[Stored data]
::::

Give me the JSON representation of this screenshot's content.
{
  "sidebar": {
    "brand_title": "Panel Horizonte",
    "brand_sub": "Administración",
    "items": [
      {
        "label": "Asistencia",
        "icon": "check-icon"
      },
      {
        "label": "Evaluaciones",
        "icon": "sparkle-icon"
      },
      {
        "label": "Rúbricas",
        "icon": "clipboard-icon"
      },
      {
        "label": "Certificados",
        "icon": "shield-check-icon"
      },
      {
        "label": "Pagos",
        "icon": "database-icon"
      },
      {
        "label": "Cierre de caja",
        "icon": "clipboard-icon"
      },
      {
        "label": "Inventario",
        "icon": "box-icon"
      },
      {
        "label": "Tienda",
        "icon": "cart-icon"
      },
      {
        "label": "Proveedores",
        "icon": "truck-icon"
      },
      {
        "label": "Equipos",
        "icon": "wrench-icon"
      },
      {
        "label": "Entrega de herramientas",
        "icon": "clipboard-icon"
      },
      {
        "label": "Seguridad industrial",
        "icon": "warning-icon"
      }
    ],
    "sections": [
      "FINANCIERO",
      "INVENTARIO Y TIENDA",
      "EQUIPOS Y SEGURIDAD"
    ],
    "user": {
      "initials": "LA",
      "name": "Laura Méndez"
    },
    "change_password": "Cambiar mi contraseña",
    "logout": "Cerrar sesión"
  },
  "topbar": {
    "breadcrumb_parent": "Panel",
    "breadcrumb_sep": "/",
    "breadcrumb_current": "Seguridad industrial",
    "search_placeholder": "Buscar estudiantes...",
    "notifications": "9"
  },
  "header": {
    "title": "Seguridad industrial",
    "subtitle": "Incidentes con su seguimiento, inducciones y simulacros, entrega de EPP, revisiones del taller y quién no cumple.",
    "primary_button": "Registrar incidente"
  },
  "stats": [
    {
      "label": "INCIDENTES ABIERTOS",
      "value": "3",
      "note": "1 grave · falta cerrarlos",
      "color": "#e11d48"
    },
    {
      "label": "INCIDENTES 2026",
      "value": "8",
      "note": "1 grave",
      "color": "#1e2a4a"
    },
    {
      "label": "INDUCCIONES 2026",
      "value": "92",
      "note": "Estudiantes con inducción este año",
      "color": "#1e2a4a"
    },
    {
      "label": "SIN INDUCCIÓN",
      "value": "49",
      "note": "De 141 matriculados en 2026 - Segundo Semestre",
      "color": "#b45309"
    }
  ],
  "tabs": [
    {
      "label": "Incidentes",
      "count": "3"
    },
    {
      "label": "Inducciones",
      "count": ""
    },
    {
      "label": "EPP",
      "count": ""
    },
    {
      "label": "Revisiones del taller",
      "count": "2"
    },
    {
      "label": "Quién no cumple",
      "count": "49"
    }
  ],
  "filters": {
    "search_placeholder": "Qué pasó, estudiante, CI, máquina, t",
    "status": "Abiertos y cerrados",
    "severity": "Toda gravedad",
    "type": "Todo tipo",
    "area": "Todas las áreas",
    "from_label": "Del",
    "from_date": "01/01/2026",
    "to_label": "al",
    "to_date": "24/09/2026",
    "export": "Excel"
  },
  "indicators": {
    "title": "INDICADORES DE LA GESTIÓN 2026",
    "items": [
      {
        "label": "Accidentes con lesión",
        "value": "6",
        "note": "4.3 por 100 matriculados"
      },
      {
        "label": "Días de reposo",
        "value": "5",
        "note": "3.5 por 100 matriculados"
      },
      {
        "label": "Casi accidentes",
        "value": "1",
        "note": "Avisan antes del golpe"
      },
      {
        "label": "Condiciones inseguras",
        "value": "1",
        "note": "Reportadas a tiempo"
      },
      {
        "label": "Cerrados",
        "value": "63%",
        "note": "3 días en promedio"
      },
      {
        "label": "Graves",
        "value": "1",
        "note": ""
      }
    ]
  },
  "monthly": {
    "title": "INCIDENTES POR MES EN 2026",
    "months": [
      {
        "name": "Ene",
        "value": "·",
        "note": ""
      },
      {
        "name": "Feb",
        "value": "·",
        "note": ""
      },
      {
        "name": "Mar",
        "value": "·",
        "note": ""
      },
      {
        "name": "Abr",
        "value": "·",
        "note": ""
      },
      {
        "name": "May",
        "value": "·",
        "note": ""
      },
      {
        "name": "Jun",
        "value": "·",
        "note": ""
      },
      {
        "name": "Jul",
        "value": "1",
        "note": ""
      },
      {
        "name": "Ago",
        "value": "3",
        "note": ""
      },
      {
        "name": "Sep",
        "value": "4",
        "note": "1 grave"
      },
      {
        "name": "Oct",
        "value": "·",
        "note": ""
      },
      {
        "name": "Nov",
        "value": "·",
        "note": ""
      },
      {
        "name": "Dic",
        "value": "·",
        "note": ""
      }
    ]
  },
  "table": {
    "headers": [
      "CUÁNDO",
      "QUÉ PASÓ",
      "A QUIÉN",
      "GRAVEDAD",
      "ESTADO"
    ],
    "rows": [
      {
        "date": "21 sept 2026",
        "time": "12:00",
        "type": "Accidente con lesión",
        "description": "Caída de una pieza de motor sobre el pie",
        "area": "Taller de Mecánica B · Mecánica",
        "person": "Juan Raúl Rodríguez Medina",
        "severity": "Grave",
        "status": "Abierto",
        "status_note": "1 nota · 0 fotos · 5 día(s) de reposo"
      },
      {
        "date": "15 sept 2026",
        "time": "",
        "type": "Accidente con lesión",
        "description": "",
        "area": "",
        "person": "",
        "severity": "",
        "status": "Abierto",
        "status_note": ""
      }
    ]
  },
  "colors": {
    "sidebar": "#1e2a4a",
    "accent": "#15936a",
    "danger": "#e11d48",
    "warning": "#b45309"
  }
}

::::

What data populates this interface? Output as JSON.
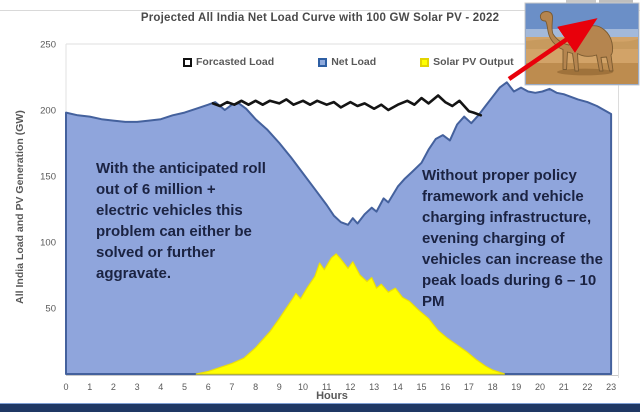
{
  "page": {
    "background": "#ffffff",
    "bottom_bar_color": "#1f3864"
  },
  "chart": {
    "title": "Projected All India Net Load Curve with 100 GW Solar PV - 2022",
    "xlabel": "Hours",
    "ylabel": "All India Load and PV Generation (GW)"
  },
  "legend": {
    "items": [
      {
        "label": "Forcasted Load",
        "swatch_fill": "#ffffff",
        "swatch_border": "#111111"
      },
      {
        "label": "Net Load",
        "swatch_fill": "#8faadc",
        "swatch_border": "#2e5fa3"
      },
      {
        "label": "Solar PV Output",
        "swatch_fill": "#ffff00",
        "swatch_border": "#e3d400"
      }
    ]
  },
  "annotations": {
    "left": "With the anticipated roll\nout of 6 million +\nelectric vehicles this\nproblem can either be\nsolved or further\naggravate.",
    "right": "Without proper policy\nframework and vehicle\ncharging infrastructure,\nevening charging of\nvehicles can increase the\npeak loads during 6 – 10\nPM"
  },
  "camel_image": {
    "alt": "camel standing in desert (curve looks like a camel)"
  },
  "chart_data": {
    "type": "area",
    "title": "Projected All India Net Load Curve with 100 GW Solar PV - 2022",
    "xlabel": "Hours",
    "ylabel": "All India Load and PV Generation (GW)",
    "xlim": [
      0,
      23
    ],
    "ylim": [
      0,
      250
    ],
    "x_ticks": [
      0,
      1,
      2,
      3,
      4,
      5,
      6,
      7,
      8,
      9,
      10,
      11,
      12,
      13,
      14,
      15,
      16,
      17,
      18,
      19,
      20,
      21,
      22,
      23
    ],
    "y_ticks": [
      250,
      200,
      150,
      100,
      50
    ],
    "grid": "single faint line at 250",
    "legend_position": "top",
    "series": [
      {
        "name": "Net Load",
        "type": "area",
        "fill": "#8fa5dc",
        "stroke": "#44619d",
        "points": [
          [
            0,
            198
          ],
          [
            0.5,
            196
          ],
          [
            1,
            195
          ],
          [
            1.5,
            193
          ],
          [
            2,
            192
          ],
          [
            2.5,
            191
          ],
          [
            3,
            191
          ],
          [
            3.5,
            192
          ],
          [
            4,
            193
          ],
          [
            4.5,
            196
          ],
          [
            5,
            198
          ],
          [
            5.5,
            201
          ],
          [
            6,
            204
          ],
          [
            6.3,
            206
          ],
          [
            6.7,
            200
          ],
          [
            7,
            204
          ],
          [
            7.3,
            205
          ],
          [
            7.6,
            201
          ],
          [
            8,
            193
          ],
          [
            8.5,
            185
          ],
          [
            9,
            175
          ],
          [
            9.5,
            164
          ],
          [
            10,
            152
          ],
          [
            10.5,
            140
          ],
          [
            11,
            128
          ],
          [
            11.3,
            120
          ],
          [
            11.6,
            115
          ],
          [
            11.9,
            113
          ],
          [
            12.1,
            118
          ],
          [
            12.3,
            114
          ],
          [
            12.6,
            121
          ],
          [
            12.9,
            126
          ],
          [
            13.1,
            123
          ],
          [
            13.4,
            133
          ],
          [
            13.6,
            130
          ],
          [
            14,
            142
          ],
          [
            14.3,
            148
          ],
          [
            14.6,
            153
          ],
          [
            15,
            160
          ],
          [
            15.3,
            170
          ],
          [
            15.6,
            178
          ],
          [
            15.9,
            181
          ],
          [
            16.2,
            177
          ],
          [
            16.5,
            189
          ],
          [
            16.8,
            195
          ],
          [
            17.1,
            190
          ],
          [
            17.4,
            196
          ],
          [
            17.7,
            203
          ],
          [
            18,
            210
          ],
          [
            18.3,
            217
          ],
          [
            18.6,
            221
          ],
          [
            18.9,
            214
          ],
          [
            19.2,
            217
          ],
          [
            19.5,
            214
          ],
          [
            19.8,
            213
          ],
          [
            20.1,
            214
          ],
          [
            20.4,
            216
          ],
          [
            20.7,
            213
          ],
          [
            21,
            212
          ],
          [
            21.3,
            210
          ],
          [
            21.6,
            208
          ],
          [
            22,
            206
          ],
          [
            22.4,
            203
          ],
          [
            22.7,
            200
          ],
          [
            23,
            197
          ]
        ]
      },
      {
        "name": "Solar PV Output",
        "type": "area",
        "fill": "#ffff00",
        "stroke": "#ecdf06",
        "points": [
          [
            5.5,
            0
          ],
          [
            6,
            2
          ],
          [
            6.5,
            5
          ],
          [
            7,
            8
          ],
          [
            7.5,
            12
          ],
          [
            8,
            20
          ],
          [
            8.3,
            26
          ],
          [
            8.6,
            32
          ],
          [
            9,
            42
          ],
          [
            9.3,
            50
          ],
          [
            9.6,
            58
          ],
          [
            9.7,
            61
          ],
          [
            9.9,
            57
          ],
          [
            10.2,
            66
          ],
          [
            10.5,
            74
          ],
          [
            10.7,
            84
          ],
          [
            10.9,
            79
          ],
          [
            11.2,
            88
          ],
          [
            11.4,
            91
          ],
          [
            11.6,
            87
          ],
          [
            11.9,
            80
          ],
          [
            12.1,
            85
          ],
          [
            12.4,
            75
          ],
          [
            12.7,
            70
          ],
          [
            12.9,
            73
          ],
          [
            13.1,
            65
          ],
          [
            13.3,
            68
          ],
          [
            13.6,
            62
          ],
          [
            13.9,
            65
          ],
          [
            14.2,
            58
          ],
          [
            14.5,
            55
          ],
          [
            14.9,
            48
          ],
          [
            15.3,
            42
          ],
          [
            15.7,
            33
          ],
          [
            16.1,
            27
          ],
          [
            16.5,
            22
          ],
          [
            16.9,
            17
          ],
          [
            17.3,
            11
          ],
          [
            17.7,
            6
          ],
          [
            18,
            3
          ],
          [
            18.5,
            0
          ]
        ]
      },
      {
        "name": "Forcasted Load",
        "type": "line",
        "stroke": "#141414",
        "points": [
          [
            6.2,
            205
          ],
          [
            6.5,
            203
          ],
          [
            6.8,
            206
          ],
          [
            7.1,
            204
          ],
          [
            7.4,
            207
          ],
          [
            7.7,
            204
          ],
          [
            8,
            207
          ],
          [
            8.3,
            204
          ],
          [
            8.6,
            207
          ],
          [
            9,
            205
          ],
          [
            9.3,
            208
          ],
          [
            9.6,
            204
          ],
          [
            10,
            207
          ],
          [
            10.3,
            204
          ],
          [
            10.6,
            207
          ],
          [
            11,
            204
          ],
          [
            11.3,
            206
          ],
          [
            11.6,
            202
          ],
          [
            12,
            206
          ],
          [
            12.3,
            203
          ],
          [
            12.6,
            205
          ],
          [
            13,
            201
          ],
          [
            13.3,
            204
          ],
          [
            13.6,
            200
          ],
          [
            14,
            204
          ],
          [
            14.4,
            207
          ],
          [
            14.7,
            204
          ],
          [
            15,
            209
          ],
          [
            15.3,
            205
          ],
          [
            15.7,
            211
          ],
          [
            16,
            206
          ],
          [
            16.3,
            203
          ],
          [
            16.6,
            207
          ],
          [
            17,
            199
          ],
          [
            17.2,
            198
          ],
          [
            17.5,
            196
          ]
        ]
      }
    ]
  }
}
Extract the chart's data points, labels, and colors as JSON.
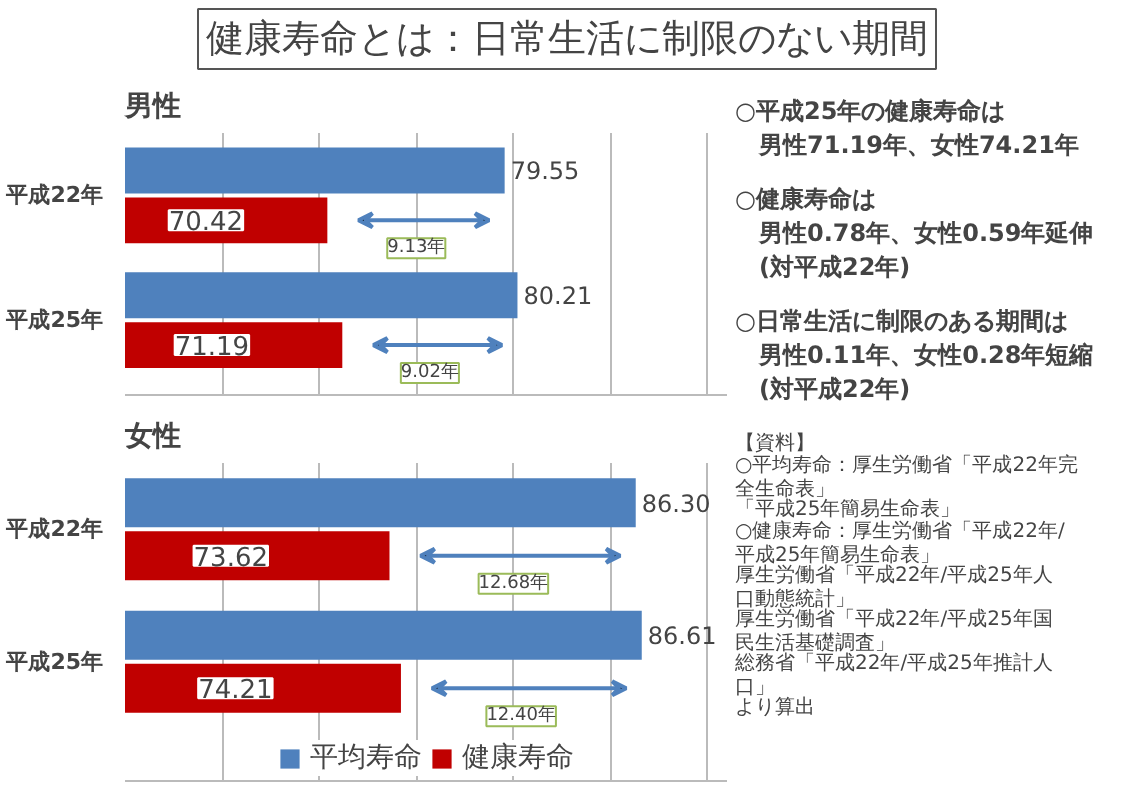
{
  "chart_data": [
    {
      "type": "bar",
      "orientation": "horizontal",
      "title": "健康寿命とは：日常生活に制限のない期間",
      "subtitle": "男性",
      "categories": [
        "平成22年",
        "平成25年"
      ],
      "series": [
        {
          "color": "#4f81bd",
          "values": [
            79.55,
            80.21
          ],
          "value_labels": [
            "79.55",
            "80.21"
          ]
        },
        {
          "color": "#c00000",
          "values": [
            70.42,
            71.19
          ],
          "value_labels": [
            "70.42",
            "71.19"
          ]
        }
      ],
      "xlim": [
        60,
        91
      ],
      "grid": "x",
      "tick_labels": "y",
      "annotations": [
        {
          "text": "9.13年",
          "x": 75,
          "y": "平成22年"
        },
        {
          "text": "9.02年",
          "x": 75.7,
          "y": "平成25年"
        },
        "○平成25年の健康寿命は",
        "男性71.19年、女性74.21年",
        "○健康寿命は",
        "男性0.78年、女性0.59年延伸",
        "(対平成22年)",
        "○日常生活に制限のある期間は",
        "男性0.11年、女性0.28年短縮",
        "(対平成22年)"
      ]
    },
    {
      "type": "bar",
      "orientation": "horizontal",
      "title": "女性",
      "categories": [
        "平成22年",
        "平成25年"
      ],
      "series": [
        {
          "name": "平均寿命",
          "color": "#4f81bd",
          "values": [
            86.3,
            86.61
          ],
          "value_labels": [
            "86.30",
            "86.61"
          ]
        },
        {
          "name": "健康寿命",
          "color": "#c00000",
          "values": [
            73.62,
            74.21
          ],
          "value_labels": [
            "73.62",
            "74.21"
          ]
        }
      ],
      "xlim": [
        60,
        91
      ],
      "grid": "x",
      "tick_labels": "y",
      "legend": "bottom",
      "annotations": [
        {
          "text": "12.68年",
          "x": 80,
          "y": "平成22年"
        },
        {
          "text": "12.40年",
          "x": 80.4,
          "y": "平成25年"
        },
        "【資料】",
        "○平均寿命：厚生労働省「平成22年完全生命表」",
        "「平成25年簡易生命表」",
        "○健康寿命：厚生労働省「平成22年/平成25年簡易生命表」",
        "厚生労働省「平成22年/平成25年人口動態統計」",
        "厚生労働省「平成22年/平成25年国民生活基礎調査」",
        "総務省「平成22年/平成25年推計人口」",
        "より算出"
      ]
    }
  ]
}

::::

# Written exercise
Count the lines in which the string "Panel" appears, then report only that figure.

# Correct answer
2